This is an English adaptation of a FoodBud historical article originally published on October 8, 2021.
Once a chain reaches meaningful scale and brand recognition, its pricing power can improve in two practical places: ingredient procurement and mall rent.
On October 7, 2021, Tam Jai International listed in Hong Kong and fell below its offer price on debut. For noodle-chain operators in mainland China, the question was whether that signal was good or bad.
The broader noodle category was hot for financing in 2021. He Fu Noodle, Yujian Xiaomian, and Lanzhou beef noodle concepts all raised large rounds, although many investors were initially cautious about the thesis.
Looking back, some investors may have asked why they missed He Fu Noodle. According to Juewei Food’s 2021 interim report, Juewei had invested RMB 230 million in He Fu Noodle for a 23.08% stake. After He Fu Noodle completed a new RMB 800 million financing round in July 2021, its valuation reached RMB 7 billion, leaving Juewei with a sizable paper gain.
****************
> **GOAL 1**:
Reproduce a portion of the article on noodle-chain financing verbatim, beginning at the words "This is an English" and stopping after the words "good or bad.".
> **GOAL 2**:
In the article on noodle-chain financing, what stake in He Fu Noodle did Juewei obtain with its RMB 230 million investment?

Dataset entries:
****************
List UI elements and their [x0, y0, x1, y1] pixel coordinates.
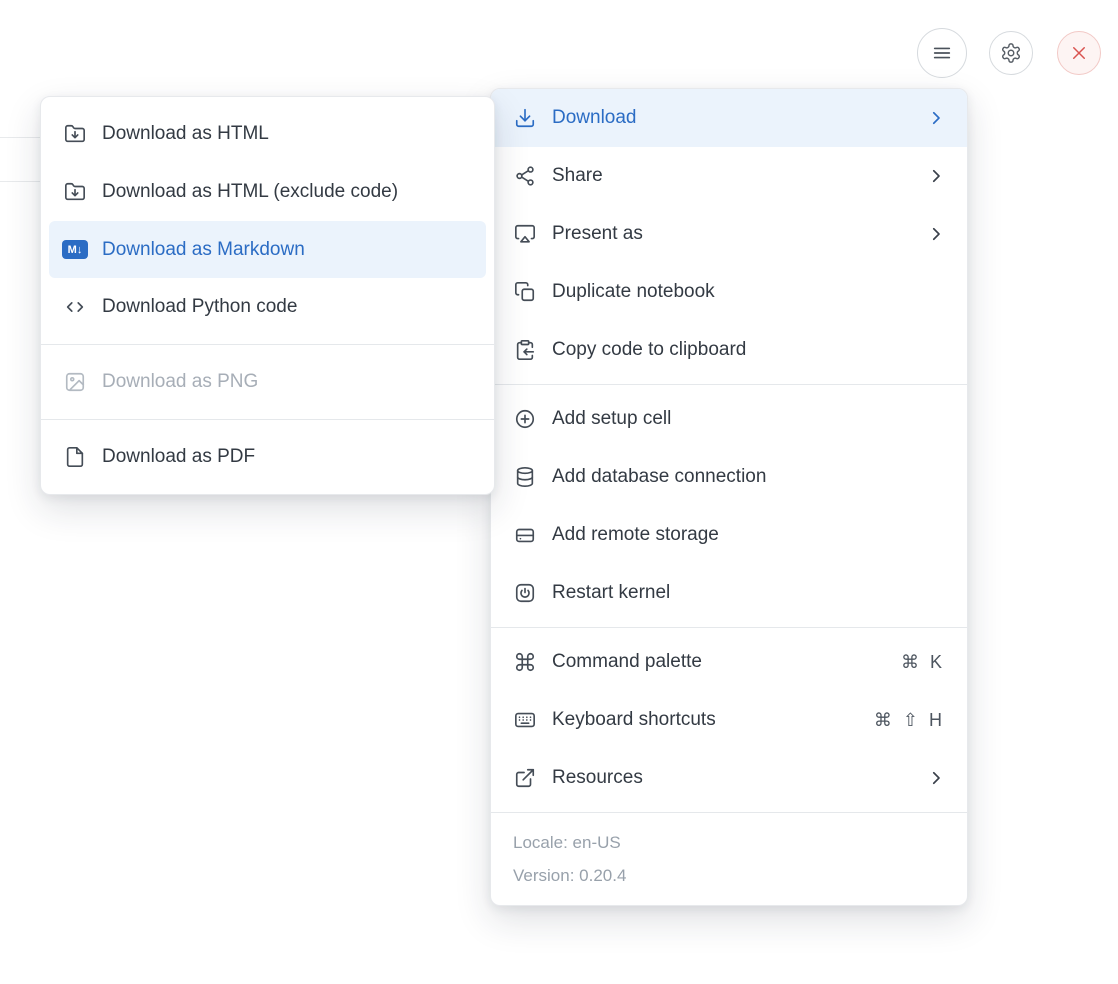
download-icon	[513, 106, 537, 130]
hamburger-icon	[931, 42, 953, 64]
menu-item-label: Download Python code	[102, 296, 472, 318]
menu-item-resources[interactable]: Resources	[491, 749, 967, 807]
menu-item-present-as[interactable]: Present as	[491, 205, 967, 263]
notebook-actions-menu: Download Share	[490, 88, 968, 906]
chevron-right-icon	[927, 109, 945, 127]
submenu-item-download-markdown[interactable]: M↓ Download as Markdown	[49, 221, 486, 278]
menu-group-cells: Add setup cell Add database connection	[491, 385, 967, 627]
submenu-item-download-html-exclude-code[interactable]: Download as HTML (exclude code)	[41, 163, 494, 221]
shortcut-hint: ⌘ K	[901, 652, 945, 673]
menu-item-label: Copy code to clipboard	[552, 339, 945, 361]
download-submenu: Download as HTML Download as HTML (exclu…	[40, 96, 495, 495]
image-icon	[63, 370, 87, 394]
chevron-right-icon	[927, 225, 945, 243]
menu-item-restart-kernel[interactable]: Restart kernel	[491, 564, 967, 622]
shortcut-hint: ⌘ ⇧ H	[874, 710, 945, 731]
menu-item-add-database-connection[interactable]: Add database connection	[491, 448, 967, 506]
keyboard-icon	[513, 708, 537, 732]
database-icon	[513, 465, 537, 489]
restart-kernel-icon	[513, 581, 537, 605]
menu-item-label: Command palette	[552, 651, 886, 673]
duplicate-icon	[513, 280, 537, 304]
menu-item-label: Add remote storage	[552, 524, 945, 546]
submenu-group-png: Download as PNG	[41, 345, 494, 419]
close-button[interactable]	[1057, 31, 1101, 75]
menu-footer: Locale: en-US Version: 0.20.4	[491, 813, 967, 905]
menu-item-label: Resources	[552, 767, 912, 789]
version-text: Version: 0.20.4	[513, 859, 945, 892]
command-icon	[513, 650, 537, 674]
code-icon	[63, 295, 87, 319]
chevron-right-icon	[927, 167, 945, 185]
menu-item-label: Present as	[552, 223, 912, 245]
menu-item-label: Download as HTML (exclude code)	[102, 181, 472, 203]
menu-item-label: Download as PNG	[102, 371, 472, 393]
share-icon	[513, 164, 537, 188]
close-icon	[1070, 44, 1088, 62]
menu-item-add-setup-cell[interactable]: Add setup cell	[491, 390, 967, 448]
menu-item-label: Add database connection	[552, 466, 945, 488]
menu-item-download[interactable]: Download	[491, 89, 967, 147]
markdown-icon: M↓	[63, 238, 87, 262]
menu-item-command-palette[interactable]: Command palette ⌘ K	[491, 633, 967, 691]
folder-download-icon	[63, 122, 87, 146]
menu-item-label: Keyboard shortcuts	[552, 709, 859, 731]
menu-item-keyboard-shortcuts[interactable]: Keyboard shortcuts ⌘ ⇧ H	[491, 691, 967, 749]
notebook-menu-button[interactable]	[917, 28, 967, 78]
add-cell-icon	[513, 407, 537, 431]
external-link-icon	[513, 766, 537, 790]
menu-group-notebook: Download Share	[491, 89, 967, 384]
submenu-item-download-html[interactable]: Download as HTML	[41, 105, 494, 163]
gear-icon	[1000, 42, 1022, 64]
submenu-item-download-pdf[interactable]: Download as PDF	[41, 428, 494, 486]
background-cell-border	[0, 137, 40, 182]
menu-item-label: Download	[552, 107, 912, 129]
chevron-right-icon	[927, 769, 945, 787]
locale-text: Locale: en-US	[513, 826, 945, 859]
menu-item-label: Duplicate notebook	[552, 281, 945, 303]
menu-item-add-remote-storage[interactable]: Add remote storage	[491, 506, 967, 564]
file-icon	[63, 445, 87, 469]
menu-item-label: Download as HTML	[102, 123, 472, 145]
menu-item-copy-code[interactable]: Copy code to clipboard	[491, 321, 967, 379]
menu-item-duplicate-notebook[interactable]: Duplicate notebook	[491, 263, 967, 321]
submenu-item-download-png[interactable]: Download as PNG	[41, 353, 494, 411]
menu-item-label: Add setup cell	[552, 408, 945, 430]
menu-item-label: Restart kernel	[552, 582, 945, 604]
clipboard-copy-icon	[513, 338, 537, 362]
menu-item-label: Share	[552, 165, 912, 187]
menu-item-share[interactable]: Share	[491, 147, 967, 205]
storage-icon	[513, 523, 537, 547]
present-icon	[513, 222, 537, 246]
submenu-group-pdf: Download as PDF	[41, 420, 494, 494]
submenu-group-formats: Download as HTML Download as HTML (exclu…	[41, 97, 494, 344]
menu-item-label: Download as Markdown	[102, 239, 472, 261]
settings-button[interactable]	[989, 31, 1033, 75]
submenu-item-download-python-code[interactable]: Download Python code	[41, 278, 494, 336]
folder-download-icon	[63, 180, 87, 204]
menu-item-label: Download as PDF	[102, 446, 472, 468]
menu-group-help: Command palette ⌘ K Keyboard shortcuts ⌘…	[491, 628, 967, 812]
****************
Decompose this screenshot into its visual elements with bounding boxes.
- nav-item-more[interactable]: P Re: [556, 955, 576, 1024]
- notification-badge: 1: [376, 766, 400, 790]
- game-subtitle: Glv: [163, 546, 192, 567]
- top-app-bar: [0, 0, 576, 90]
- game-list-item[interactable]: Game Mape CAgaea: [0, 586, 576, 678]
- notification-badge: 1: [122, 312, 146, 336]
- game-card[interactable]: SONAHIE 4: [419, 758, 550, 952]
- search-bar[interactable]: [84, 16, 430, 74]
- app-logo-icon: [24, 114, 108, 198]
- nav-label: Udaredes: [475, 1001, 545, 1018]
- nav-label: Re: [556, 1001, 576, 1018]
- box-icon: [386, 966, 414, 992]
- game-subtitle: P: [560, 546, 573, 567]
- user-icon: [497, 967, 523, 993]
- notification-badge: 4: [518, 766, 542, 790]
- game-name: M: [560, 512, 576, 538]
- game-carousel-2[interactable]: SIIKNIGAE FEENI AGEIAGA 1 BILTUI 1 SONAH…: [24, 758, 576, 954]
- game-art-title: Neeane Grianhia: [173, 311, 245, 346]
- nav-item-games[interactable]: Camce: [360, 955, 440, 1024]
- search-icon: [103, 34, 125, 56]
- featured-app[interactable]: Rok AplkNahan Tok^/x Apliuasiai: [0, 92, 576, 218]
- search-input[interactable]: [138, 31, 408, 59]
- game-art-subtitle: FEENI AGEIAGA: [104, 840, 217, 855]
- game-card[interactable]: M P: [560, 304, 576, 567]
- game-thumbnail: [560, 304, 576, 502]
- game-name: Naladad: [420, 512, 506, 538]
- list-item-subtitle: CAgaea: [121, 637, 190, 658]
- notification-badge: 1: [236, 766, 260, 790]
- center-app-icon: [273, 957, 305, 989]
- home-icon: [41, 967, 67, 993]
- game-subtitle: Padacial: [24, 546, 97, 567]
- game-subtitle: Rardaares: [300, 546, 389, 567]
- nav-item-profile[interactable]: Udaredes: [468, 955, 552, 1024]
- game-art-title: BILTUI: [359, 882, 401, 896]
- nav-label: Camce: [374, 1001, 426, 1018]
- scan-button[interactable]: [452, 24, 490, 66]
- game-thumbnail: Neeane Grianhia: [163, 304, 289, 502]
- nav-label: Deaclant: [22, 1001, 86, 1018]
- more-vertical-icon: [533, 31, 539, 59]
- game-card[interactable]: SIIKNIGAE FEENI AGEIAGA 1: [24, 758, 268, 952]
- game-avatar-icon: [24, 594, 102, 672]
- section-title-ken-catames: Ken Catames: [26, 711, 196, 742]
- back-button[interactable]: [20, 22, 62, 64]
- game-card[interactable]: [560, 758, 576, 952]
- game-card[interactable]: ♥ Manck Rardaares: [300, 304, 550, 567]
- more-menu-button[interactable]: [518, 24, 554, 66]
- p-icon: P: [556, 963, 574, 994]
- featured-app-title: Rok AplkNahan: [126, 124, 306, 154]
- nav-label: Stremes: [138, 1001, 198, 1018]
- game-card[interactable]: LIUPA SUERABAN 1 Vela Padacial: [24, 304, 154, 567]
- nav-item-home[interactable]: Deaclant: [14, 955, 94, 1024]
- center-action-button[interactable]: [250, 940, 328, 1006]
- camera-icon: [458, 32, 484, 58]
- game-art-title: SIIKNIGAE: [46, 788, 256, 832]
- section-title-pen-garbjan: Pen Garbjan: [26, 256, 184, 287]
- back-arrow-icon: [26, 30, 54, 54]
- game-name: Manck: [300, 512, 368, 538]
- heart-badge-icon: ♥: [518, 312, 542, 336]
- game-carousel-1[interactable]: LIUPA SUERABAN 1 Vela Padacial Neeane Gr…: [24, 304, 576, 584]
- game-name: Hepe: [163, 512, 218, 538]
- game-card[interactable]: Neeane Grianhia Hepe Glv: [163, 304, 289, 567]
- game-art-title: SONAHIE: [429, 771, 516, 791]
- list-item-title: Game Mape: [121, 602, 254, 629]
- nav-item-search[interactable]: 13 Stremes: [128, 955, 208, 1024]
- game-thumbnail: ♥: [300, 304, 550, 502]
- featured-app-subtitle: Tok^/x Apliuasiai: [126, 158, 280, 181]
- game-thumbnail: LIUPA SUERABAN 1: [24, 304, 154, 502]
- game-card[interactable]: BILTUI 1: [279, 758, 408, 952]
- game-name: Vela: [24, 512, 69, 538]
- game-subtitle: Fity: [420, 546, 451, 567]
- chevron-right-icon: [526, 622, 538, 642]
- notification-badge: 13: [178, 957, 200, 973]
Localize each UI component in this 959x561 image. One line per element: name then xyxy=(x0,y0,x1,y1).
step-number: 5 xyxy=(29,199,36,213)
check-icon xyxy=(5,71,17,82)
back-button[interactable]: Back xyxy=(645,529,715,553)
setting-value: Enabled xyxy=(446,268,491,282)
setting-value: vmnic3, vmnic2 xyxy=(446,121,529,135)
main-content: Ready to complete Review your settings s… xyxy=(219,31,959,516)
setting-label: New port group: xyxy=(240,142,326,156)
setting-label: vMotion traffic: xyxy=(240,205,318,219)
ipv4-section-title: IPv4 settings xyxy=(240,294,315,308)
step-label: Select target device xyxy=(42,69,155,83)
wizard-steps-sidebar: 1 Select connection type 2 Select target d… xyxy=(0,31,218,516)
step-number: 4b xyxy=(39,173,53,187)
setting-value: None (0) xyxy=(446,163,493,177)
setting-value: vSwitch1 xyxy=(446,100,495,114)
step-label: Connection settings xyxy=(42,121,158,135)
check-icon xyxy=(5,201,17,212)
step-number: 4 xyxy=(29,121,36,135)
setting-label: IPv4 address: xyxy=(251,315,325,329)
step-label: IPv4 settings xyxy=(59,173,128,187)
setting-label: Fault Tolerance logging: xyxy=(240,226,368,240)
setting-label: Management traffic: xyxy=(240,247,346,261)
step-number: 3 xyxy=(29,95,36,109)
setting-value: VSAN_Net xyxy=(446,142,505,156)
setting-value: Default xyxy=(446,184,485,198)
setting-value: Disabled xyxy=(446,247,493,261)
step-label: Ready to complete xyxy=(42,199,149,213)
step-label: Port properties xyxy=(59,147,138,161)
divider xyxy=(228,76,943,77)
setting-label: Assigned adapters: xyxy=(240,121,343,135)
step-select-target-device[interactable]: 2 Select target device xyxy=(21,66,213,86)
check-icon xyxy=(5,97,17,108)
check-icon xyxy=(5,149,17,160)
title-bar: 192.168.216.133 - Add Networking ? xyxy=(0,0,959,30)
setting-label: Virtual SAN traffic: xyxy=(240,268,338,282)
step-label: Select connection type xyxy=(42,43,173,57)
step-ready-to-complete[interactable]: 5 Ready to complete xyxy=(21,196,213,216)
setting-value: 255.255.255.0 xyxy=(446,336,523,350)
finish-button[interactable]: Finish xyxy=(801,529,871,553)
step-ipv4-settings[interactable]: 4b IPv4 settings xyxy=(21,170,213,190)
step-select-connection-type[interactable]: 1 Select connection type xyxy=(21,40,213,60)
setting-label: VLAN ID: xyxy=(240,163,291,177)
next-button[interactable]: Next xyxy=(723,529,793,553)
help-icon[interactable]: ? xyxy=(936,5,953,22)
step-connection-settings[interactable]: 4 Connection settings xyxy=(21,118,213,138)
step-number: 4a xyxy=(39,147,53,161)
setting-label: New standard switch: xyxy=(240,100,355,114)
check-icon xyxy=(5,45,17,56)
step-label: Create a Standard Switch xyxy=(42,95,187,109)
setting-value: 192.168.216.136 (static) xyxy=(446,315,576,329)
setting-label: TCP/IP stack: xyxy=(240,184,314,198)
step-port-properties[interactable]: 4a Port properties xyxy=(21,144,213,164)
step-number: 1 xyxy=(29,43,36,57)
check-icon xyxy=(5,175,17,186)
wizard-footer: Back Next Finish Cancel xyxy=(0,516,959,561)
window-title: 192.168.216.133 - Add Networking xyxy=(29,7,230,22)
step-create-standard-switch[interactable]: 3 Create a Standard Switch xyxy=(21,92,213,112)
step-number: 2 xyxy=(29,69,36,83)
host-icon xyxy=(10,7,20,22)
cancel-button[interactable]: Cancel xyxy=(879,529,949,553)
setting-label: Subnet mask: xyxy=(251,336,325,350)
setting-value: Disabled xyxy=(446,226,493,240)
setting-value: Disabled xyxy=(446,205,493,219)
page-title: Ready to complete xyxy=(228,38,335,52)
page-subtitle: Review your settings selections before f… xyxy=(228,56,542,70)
****************
> **WRITTEN RESPONSE 1**:
This is an English adaptation of a FoodBud historical article originally published on October 8, 2021.
Once a chain reaches meaningful scale and brand recognition, its pricing power can improve in two practical places: ingredient procurement and mall rent.
On October 7, 2021, Tam Jai International listed in Hong Kong and fell below its offer price on debut. For noodle-chain operators in mainland China, the question was whether that signal was good or bad.

> **WRITTEN RESPONSE 2**:
A 23.08% stake.